*Your goal*
Copy each line holding the string "time".

*Supplied material*
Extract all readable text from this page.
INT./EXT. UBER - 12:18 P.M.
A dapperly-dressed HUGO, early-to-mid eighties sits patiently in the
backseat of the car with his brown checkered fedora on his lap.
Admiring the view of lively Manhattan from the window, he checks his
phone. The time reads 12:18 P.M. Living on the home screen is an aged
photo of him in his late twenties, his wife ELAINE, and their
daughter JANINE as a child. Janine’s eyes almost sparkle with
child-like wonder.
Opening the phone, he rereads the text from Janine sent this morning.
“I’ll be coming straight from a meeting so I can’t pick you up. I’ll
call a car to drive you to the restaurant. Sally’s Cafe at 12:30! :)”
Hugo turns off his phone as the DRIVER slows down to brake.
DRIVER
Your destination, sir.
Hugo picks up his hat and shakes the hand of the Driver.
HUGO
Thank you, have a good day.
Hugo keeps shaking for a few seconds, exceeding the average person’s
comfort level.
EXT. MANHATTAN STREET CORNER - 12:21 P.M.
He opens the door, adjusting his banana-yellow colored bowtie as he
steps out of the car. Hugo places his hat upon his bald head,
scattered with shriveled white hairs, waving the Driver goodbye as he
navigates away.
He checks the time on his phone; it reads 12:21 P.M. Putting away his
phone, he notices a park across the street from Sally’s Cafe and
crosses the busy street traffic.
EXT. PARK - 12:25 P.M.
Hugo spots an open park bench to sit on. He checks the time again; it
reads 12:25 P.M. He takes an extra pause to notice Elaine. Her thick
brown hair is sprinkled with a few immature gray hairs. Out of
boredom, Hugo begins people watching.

*Answer to this exercise*
phone. The time reads 12:18 P.M. Living on the home screen is an aged
He checks the time on his phone; it reads 12:21 P.M. Putting away his
Hugo spots an open park bench to sit on. He checks the time again; it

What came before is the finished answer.